▶ _WHAT YOU ARE ASKED TO DO_: Each entry below is to be written out exactly, and the pictures are to be left out.

-- Start SUPPLIED INFORMATION --

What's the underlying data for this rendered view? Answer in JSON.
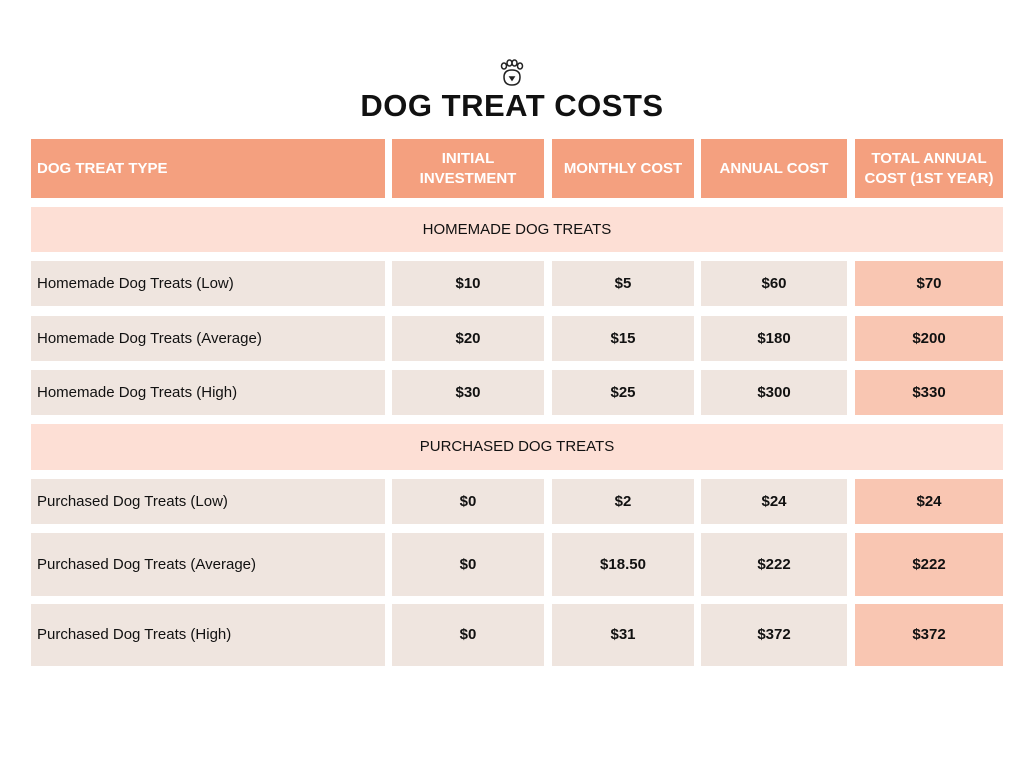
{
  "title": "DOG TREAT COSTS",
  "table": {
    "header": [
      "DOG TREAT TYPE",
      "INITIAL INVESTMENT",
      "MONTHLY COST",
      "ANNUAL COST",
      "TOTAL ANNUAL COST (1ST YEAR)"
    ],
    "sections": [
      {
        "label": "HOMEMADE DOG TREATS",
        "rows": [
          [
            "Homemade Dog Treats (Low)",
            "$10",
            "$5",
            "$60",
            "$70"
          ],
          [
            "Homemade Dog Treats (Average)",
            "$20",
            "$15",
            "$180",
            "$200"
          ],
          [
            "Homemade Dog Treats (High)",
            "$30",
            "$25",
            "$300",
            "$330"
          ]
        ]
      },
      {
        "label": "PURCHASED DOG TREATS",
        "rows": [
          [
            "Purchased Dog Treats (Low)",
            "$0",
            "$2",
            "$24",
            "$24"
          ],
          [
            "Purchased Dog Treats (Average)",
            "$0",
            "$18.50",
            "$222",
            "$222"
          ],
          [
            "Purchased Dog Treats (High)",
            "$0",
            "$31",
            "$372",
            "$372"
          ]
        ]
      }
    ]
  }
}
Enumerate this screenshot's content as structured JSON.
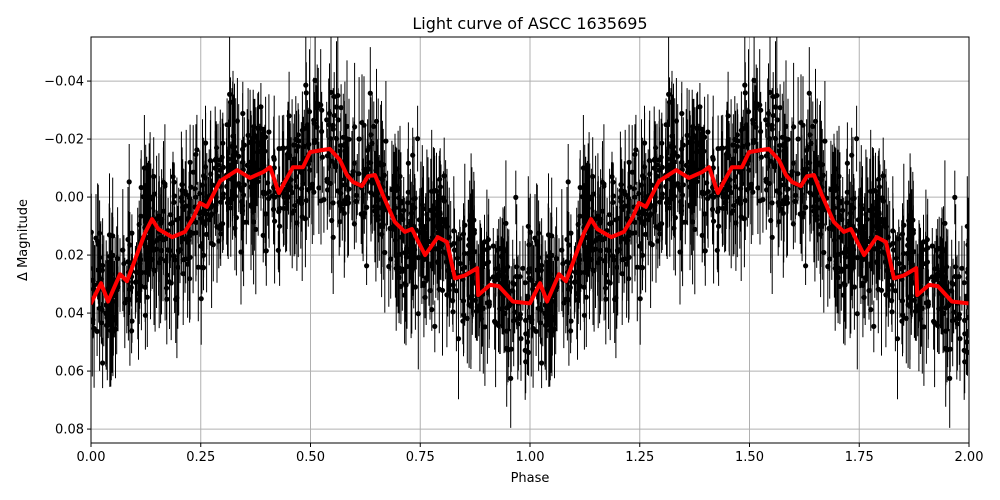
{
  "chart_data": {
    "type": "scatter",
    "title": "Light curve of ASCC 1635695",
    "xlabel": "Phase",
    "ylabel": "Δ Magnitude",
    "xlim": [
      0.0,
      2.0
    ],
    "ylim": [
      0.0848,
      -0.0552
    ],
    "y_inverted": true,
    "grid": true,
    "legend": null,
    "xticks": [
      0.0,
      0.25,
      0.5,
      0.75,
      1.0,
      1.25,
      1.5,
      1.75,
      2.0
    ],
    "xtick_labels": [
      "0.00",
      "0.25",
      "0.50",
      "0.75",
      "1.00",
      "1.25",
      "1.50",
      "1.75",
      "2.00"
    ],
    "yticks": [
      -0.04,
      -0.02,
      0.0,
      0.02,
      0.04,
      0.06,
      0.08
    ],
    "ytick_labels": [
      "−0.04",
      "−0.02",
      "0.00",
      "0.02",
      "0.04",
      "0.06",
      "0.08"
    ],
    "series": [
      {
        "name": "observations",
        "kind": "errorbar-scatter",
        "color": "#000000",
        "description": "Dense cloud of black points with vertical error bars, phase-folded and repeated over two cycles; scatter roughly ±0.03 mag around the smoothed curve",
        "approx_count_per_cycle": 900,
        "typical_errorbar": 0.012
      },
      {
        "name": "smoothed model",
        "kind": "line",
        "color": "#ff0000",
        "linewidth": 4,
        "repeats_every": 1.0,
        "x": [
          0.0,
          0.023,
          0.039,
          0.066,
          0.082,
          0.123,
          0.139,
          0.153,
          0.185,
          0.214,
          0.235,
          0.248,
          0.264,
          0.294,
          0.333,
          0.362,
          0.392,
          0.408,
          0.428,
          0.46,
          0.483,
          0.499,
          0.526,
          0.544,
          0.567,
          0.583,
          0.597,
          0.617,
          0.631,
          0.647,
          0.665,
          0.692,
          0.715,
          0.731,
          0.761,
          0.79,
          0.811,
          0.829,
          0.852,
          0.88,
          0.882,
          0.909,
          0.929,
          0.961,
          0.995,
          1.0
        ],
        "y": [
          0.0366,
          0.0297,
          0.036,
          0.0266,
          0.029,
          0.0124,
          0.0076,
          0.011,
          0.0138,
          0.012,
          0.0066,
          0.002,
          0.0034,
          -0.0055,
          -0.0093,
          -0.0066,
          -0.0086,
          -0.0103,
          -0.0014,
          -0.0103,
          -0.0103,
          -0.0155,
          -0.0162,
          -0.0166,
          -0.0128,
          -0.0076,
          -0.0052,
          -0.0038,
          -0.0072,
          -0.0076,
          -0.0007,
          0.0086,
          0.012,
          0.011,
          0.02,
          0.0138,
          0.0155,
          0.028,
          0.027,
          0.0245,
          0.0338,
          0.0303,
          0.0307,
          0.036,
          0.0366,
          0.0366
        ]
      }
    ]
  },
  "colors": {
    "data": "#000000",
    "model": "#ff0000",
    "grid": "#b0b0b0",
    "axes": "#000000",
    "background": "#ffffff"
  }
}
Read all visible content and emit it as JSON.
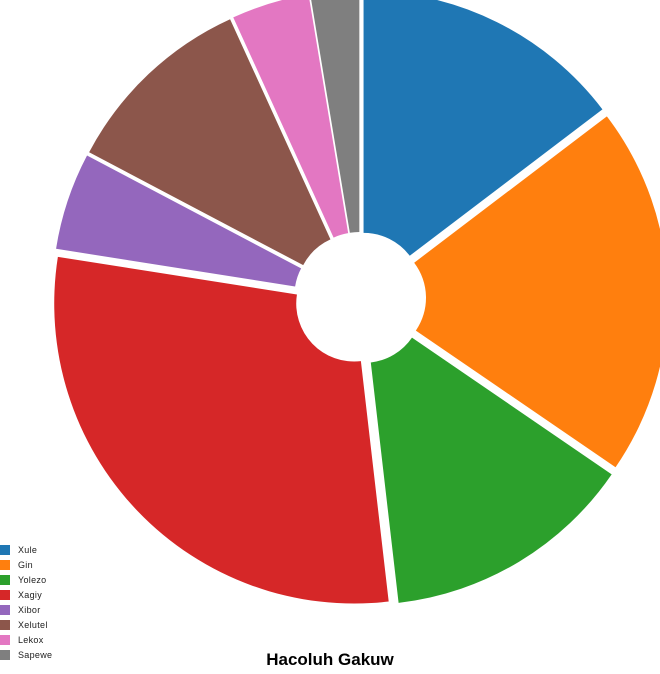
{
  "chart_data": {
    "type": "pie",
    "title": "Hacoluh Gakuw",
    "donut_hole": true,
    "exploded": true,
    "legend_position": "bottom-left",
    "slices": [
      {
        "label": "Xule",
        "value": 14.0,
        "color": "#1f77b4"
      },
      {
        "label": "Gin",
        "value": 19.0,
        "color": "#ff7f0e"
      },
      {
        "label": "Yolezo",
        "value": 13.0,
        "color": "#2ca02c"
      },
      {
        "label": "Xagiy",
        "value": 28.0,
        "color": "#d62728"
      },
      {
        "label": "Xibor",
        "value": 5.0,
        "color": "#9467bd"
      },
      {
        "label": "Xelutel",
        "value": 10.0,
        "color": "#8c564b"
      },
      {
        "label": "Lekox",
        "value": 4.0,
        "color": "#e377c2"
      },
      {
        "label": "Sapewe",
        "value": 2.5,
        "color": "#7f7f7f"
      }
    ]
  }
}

-- End SUPPLIED INFORMATION --

▶ _REPLY TO THE EXERCISE_:
What's the underlying data for this rendered view? Answer in JSON.
{
  "title": "DOG TREAT COSTS",
  "table": {
    "header": [
      "DOG TREAT TYPE",
      "INITIAL INVESTMENT",
      "MONTHLY COST",
      "ANNUAL COST",
      "TOTAL ANNUAL COST (1ST YEAR)"
    ],
    "sections": [
      {
        "label": "HOMEMADE DOG TREATS",
        "rows": [
          [
            "Homemade Dog Treats (Low)",
            "$10",
            "$5",
            "$60",
            "$70"
          ],
          [
            "Homemade Dog Treats (Average)",
            "$20",
            "$15",
            "$180",
            "$200"
          ],
          [
            "Homemade Dog Treats (High)",
            "$30",
            "$25",
            "$300",
            "$330"
          ]
        ]
      },
      {
        "label": "PURCHASED DOG TREATS",
        "rows": [
          [
            "Purchased Dog Treats (Low)",
            "$0",
            "$2",
            "$24",
            "$24"
          ],
          [
            "Purchased Dog Treats (Average)",
            "$0",
            "$18.50",
            "$222",
            "$222"
          ],
          [
            "Purchased Dog Treats (High)",
            "$0",
            "$31",
            "$372",
            "$372"
          ]
        ]
      }
    ]
  }
}
Enumerate this screenshot's content as structured JSON.
{
  "chart_data": {
    "type": "scatter",
    "title": "Light curve of ASCC 1635695",
    "xlabel": "Phase",
    "ylabel": "Δ Magnitude",
    "xlim": [
      0.0,
      2.0
    ],
    "ylim": [
      0.0848,
      -0.0552
    ],
    "y_inverted": true,
    "grid": true,
    "legend": null,
    "xticks": [
      0.0,
      0.25,
      0.5,
      0.75,
      1.0,
      1.25,
      1.5,
      1.75,
      2.0
    ],
    "xtick_labels": [
      "0.00",
      "0.25",
      "0.50",
      "0.75",
      "1.00",
      "1.25",
      "1.50",
      "1.75",
      "2.00"
    ],
    "yticks": [
      -0.04,
      -0.02,
      0.0,
      0.02,
      0.04,
      0.06,
      0.08
    ],
    "ytick_labels": [
      "−0.04",
      "−0.02",
      "0.00",
      "0.02",
      "0.04",
      "0.06",
      "0.08"
    ],
    "series": [
      {
        "name": "observations",
        "kind": "errorbar-scatter",
        "color": "#000000",
        "description": "Dense cloud of black points with vertical error bars, phase-folded and repeated over two cycles; scatter roughly ±0.03 mag around the smoothed curve",
        "approx_count_per_cycle": 900,
        "typical_errorbar": 0.012
      },
      {
        "name": "smoothed model",
        "kind": "line",
        "color": "#ff0000",
        "linewidth": 4,
        "repeats_every": 1.0,
        "x": [
          0.0,
          0.023,
          0.039,
          0.066,
          0.082,
          0.123,
          0.139,
          0.153,
          0.185,
          0.214,
          0.235,
          0.248,
          0.264,
          0.294,
          0.333,
          0.362,
          0.392,
          0.408,
          0.428,
          0.46,
          0.483,
          0.499,
          0.526,
          0.544,
          0.567,
          0.583,
          0.597,
          0.617,
          0.631,
          0.647,
          0.665,
          0.692,
          0.715,
          0.731,
          0.761,
          0.79,
          0.811,
          0.829,
          0.852,
          0.88,
          0.882,
          0.909,
          0.929,
          0.961,
          0.995,
          1.0
        ],
        "y": [
          0.0366,
          0.0297,
          0.036,
          0.0266,
          0.029,
          0.0124,
          0.0076,
          0.011,
          0.0138,
          0.012,
          0.0066,
          0.002,
          0.0034,
          -0.0055,
          -0.0093,
          -0.0066,
          -0.0086,
          -0.0103,
          -0.0014,
          -0.0103,
          -0.0103,
          -0.0155,
          -0.0162,
          -0.0166,
          -0.0128,
          -0.0076,
          -0.0052,
          -0.0038,
          -0.0072,
          -0.0076,
          -0.0007,
          0.0086,
          0.012,
          0.011,
          0.02,
          0.0138,
          0.0155,
          0.028,
          0.027,
          0.0245,
          0.0338,
          0.0303,
          0.0307,
          0.036,
          0.0366,
          0.0366
        ]
      }
    ]
  },
  "colors": {
    "data": "#000000",
    "model": "#ff0000",
    "grid": "#b0b0b0",
    "axes": "#000000",
    "background": "#ffffff"
  }
}
Read all visible content and emit it as JSON.
{
  "chart_data": {
    "type": "pie",
    "title": "Hacoluh Gakuw",
    "donut_hole": true,
    "exploded": true,
    "legend_position": "bottom-left",
    "slices": [
      {
        "label": "Xule",
        "value": 14.0,
        "color": "#1f77b4"
      },
      {
        "label": "Gin",
        "value": 19.0,
        "color": "#ff7f0e"
      },
      {
        "label": "Yolezo",
        "value": 13.0,
        "color": "#2ca02c"
      },
      {
        "label": "Xagiy",
        "value": 28.0,
        "color": "#d62728"
      },
      {
        "label": "Xibor",
        "value": 5.0,
        "color": "#9467bd"
      },
      {
        "label": "Xelutel",
        "value": 10.0,
        "color": "#8c564b"
      },
      {
        "label": "Lekox",
        "value": 4.0,
        "color": "#e377c2"
      },
      {
        "label": "Sapewe",
        "value": 2.5,
        "color": "#7f7f7f"
      }
    ]
  }
}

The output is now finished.